▶ What is asked:
Determine how many lines in the data below contain "Chicago" and write only that number.

▶ Data supplied:

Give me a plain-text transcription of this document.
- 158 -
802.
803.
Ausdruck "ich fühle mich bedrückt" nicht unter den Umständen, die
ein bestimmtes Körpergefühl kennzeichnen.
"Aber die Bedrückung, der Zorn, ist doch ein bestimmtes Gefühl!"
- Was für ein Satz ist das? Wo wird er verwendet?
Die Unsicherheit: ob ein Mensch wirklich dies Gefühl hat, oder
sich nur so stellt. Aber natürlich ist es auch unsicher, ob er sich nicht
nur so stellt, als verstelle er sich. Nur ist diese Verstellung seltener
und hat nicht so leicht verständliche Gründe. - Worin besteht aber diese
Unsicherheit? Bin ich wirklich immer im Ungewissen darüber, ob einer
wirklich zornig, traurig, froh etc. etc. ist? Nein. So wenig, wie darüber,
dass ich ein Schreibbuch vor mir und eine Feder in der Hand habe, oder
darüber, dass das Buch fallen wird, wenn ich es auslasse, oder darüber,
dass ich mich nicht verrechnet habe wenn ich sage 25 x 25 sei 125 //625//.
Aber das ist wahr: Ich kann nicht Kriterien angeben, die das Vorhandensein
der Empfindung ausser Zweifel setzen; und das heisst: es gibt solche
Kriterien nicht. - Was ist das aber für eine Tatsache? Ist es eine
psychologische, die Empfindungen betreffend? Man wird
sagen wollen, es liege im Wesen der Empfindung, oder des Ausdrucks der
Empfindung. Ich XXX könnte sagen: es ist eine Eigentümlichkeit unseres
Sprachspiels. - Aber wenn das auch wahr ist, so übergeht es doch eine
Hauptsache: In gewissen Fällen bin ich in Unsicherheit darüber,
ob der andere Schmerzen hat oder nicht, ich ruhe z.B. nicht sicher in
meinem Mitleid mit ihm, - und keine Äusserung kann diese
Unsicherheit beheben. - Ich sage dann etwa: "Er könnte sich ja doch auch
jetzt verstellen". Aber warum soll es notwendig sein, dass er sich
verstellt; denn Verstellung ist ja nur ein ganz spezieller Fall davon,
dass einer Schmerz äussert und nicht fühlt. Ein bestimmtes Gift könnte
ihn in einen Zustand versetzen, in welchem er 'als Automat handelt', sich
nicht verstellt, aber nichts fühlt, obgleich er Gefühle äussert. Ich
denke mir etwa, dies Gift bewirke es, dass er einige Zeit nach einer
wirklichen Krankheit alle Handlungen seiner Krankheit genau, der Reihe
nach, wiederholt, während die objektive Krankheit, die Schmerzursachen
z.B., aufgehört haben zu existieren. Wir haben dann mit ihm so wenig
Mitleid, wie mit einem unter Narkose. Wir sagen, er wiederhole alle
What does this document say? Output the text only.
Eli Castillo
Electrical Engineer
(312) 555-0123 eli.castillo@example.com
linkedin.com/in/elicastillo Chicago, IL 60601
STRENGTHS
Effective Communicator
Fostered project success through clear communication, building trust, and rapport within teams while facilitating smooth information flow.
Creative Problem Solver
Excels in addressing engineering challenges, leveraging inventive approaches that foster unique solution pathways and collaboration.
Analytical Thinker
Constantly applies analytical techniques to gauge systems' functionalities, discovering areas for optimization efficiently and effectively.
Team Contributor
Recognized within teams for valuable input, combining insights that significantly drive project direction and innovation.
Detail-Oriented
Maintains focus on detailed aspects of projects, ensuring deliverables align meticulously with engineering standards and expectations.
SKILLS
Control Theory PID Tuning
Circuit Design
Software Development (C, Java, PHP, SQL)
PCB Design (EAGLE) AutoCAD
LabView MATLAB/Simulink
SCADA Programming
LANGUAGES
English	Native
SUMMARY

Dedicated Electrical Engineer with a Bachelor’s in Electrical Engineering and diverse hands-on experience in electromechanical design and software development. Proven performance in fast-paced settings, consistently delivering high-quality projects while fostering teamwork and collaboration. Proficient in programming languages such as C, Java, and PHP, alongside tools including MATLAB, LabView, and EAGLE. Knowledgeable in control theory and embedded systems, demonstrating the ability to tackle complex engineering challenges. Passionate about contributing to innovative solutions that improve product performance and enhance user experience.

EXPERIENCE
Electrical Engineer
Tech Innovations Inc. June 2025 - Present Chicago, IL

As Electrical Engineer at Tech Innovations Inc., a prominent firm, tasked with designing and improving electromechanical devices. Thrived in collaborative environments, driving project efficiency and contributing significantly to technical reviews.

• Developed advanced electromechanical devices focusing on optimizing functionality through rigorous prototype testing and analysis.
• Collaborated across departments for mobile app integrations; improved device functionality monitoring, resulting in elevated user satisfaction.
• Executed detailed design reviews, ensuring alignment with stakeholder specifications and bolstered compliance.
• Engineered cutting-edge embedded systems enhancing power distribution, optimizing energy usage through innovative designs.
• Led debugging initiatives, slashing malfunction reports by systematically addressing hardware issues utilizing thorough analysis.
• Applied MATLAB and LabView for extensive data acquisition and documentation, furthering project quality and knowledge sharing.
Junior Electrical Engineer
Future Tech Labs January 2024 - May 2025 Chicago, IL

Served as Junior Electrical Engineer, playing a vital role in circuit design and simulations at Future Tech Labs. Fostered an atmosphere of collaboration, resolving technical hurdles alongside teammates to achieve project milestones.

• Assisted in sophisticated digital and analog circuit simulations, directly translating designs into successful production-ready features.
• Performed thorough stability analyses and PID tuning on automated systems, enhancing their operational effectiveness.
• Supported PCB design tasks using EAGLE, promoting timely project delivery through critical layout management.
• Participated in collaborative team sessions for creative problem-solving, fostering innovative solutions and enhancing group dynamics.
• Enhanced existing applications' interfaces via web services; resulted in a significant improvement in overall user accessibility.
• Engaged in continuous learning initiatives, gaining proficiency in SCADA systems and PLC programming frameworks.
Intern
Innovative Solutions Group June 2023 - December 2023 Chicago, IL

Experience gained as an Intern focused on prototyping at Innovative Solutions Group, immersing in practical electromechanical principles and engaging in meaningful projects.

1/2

▶ Written response:
4